I am familiar with scraping data in this format.
{"data":[{"assists":0,"assistsPerGame":0.0000,"evAssists":0,"evPoints":0,"gamesPlayed":1,"goals":0,"penaltyMinutes":0,"playerBirthCity":"Windsor","playerBirthCountry":"CAN","playerBirthDate":"1996-02-07",
import csv
import requests
outfile = open("NHL_Recent.csv","a",newline='')
writer = csv.writer(outfile)
writer.writerow(["Player","Pos","GP","G","A","P","+/-","PIM","PPG","PPP","SHG","SHP","GWG","OTG","S","S%","TOI","Shifts/PG","FOW%"])
req = requests.get('http://www.nhl.com/stats/rest/skaters?isAggregate=true&reportType=basic&isGame=true&reportName=skatersummary&sort=[{%22property%22:%22shots%22,%22direction%22:%22DESC%22}]&cayenneExp=gameDate%3E=%222017-11-4%22%20and%20gameDate%3C=%222017-11-10%22%20and%20gameTypeId=2')
data = req.json()['data']
for item in data:
Player = item['playerName']
Pos = item['playerPositionCode']
GP = item['gamesPlayed']
But not in this manner.
"totalItems" : 600,
"totalEvents" : 0,
"totalGames" : 600,
"totalMatches" : 0,
"wait" : 10,
"dates" : [ {
"date" : "2017-10-04",
"totalItems" : 4,
"totalEvents" : 0,
"totalGames" : 4,
"totalMatches" : 0,
"games" : [ {
"gamePk" : 2017020001,
"link" : "/api/v1/game/2017020001/feed/live",
"gameType" : "R",
"season" : "20172018",
"gameDate" : "2017-10-04T23:00:00Z",
"status" : {
"abstractGameState" : "Final",
"codedGameState" : "7",
"detailedState" : "Final",
"statusCode" : "7",
"startTimeTBD" : false
},
"teams" : {
"away" : {
"leagueRecord" : {
"wins" : 1,
"losses" : 0,
"ot" : 0,
"type" : "league"

■ **MATERIAL**:
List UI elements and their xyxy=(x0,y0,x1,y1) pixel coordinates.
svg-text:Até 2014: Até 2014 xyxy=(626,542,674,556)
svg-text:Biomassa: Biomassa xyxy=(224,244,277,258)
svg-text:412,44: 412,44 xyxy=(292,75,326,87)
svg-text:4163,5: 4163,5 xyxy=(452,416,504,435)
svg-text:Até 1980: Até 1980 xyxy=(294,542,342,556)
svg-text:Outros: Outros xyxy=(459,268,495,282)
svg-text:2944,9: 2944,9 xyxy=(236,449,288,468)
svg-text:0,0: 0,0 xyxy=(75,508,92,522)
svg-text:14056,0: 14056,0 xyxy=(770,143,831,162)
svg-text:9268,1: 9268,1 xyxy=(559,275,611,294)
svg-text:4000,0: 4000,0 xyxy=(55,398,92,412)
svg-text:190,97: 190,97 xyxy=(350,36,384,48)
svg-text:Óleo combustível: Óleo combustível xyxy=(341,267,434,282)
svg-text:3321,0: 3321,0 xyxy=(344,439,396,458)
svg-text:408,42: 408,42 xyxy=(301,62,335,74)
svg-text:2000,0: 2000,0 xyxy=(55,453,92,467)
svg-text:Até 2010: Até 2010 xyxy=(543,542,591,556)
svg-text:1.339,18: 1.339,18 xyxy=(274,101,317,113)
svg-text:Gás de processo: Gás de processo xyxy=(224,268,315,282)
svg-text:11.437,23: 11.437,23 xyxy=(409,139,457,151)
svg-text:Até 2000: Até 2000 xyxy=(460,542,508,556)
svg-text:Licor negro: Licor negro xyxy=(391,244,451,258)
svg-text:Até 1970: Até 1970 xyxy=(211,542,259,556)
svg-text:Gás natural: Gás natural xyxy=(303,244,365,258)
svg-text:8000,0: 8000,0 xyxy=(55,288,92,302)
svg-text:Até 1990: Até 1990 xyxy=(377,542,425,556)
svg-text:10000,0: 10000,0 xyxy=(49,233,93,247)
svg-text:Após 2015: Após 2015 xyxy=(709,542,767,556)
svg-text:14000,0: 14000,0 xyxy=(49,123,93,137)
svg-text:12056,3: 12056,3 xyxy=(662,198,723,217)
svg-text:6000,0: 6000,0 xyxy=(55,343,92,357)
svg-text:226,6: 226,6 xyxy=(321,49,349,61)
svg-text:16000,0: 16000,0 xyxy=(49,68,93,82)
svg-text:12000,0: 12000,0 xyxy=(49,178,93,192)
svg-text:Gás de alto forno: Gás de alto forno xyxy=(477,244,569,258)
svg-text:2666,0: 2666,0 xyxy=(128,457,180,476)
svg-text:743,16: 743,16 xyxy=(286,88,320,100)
...
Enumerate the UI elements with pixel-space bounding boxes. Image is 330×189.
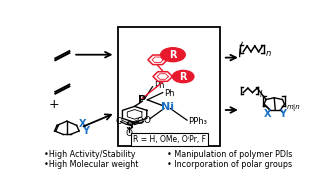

■ **WHAT THIS TASK INVOLVES**: Please write out the part of the NHL scraping post above that opens with the words containing "I am familiar" and closes with "writer = csv.writer(outfile)", copying it character for character.

■ **TASK OUTPUT**:
I am familiar with scraping data in this format.
{"data":[{"assists":0,"assistsPerGame":0.0000,"evAssists":0,"evPoints":0,"gamesPlayed":1,"goals":0,"penaltyMinutes":0,"playerBirthCity":"Windsor","playerBirthCountry":"CAN","playerBirthDate":"1996-02-07",
import csv
import requests
outfile = open("NHL_Recent.csv","a",newline='')
writer = csv.writer(outfile)